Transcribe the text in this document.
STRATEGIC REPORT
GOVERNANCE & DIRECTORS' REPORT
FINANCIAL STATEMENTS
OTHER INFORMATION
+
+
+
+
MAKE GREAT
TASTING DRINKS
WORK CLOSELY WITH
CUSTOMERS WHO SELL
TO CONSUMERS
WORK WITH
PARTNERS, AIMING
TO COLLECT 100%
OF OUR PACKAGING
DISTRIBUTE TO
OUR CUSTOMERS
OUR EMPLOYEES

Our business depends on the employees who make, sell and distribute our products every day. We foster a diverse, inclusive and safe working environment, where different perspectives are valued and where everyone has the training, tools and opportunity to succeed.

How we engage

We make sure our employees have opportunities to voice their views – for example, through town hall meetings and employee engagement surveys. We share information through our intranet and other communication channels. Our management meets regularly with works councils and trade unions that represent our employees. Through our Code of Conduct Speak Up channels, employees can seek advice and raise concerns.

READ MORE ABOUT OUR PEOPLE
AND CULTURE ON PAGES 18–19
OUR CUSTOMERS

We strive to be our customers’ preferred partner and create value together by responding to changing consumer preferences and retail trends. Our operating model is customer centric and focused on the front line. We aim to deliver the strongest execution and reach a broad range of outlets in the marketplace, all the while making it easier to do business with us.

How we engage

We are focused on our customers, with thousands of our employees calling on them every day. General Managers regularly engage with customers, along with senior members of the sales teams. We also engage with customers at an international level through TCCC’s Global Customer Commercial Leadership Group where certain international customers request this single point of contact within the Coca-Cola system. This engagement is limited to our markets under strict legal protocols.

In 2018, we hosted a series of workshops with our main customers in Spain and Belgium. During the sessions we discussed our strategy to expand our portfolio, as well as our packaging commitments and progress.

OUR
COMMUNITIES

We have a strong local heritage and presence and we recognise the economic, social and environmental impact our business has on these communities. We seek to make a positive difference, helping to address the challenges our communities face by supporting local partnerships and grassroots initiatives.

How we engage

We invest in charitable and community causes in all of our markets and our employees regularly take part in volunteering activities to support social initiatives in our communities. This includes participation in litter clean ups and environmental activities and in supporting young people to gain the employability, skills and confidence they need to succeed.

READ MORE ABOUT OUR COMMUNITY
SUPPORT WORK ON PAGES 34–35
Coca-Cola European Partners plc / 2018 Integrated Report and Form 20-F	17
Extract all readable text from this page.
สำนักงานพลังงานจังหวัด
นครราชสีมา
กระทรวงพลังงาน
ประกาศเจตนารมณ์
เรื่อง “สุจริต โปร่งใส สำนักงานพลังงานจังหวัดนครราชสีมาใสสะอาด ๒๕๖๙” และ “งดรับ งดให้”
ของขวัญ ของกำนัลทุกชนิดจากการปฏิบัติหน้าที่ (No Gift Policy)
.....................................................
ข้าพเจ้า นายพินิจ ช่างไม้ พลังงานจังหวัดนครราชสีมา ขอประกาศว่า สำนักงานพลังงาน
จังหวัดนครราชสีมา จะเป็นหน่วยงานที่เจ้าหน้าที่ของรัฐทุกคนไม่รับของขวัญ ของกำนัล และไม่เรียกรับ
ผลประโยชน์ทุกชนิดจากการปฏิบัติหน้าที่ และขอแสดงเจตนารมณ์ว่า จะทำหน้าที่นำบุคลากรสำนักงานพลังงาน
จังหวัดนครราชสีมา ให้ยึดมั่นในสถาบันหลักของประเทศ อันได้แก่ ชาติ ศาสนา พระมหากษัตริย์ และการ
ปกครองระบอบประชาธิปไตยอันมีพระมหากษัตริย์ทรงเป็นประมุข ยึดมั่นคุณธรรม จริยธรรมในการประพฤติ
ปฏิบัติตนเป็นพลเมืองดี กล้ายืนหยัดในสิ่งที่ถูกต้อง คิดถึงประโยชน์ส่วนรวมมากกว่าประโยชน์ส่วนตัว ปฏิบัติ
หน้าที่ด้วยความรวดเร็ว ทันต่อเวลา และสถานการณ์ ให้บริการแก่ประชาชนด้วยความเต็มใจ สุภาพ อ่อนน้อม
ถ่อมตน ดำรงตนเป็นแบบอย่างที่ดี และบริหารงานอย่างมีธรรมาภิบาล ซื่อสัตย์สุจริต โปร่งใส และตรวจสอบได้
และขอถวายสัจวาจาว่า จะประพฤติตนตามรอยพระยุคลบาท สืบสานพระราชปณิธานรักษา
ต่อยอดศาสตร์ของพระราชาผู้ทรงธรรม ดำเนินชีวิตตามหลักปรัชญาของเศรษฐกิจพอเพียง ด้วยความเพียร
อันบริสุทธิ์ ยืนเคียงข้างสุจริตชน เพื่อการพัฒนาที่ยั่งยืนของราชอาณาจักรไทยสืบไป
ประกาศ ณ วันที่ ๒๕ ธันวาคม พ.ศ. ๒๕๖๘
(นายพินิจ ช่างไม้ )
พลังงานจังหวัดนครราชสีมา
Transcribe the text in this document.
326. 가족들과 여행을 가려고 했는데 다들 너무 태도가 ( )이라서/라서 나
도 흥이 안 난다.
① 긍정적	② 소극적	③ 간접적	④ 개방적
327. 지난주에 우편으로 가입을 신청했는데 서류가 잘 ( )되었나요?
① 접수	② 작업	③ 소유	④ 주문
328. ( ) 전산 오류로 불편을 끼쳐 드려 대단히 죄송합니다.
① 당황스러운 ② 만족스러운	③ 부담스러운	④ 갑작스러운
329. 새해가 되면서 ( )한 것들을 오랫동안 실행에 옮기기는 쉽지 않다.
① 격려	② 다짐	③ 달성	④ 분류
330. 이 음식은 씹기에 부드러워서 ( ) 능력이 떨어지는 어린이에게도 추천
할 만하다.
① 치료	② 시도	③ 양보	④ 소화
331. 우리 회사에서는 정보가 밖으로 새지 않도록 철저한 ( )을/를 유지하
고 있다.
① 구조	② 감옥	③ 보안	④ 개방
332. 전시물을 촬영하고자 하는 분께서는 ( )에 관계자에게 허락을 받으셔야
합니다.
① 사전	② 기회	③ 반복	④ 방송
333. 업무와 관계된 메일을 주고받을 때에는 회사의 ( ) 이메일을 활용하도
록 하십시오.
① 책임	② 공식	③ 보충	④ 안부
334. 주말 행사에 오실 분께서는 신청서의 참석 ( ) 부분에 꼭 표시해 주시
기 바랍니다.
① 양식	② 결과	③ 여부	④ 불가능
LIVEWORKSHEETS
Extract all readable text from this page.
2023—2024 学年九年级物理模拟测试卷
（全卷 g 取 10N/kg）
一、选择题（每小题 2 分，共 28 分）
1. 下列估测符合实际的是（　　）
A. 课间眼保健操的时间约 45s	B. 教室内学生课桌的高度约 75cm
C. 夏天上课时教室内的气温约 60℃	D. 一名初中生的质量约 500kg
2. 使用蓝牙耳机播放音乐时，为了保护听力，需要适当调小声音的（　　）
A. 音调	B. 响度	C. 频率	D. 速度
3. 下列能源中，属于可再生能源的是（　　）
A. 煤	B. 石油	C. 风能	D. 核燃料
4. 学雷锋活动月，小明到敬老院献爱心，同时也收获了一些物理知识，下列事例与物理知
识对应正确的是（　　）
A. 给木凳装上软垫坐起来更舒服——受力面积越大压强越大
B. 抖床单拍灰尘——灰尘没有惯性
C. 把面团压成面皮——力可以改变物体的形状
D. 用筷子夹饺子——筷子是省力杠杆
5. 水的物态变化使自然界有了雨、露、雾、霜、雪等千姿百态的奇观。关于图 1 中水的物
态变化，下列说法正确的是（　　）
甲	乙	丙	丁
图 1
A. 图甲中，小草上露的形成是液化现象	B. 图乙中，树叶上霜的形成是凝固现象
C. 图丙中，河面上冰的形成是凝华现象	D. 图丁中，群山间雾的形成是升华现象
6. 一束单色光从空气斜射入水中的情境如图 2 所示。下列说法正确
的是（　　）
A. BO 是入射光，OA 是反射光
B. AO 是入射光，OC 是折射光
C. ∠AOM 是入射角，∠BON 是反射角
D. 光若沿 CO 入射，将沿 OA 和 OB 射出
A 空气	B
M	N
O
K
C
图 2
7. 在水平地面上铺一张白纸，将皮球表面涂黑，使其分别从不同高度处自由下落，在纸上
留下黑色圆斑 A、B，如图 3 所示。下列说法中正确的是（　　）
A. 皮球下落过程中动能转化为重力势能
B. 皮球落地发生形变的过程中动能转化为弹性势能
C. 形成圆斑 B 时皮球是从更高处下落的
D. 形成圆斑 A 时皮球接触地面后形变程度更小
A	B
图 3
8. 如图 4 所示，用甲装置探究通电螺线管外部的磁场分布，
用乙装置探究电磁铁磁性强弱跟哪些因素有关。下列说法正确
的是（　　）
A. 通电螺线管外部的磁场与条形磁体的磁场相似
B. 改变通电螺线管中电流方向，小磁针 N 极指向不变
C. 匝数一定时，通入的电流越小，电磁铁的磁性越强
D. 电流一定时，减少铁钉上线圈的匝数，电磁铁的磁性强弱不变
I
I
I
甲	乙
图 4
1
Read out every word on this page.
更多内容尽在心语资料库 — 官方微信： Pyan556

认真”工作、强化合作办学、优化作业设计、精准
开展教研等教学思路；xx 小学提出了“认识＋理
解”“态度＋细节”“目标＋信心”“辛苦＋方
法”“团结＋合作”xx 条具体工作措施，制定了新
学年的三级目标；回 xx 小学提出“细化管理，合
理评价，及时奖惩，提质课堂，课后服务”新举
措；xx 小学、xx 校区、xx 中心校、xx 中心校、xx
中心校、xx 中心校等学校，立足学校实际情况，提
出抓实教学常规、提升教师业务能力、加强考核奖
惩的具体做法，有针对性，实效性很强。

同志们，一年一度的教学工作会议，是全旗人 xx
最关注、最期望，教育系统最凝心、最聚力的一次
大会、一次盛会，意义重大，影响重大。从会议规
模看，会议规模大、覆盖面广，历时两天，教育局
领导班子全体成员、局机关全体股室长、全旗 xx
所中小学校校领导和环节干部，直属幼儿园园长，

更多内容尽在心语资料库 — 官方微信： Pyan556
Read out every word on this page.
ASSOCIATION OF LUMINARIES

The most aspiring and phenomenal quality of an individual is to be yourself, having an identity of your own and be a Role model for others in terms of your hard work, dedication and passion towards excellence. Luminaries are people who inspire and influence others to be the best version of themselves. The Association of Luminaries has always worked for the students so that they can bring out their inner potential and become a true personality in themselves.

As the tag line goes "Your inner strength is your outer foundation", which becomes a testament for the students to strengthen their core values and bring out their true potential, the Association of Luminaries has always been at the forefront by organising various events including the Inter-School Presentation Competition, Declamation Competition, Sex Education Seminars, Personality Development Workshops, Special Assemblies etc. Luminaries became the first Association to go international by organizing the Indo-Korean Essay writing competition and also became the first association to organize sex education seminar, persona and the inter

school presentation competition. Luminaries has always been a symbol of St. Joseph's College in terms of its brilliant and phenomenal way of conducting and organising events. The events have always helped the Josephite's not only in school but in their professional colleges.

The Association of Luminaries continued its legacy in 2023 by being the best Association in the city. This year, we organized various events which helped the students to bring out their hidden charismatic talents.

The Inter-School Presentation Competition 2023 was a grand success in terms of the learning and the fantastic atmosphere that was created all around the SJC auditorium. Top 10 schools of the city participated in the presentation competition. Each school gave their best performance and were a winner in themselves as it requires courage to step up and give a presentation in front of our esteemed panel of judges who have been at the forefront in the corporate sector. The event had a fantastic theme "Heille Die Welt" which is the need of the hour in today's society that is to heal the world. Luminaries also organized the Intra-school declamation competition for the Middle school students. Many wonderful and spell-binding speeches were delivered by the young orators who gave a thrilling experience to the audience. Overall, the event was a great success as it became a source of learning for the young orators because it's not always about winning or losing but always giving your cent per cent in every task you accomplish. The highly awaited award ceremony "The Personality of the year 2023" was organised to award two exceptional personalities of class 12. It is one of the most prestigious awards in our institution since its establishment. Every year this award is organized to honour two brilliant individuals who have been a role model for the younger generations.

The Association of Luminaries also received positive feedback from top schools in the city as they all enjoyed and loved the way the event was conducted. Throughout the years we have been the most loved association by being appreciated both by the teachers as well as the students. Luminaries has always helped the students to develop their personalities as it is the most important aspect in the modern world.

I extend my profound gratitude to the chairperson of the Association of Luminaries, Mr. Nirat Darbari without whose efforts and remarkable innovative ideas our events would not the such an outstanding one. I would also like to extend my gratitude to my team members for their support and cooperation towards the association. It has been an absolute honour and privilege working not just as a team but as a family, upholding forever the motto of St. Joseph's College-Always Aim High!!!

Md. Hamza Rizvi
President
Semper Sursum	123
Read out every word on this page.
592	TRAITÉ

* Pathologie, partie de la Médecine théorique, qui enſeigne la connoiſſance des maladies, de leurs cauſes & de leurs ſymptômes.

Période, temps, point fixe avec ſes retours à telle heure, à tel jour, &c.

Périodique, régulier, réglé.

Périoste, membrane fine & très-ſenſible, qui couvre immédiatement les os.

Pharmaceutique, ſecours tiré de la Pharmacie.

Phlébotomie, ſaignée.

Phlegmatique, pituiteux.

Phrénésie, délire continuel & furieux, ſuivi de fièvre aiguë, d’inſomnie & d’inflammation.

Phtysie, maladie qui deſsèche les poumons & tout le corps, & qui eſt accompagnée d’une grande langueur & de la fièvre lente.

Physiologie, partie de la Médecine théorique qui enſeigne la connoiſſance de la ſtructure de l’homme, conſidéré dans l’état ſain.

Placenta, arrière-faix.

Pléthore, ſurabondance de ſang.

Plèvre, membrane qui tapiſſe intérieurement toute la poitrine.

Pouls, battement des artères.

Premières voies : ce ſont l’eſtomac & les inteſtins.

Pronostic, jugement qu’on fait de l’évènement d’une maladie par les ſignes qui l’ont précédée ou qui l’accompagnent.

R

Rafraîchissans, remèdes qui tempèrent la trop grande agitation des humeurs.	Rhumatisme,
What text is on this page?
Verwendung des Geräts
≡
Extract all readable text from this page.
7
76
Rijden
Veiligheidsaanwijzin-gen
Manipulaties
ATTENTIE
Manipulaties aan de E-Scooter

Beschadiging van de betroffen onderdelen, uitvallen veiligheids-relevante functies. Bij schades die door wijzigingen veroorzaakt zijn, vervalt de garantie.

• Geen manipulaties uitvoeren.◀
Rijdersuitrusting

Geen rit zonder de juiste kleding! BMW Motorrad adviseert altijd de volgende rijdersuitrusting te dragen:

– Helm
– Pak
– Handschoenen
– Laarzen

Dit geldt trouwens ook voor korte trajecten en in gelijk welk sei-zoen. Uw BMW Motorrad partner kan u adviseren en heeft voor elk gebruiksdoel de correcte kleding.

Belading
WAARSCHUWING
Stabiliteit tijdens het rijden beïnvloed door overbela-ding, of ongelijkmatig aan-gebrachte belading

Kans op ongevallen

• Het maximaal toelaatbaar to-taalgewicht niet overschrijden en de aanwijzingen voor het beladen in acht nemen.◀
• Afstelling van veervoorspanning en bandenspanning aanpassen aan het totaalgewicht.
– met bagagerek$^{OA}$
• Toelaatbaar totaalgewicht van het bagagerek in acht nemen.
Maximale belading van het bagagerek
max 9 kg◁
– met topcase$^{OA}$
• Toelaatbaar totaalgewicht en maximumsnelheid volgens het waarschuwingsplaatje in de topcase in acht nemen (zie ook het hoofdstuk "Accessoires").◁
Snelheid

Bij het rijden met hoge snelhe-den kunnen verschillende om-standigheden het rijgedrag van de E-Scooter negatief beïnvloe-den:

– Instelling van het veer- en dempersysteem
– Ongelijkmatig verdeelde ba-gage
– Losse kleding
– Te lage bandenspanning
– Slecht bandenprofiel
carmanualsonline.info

• **Directive**
Using the records above, gather all lines where the string "kleding" is present.

• **Answer for the task**
Geen rit zonder de juiste kleding! BMW Motorrad adviseert altijd de volgende rijdersuitrusting te dragen:
Dit geldt trouwens ook voor korte trajecten en in gelijk welk sei-zoen. Uw BMW Motorrad partner kan u adviseren en heeft voor elk gebruiksdoel de correcte kleding.
– Losse kleding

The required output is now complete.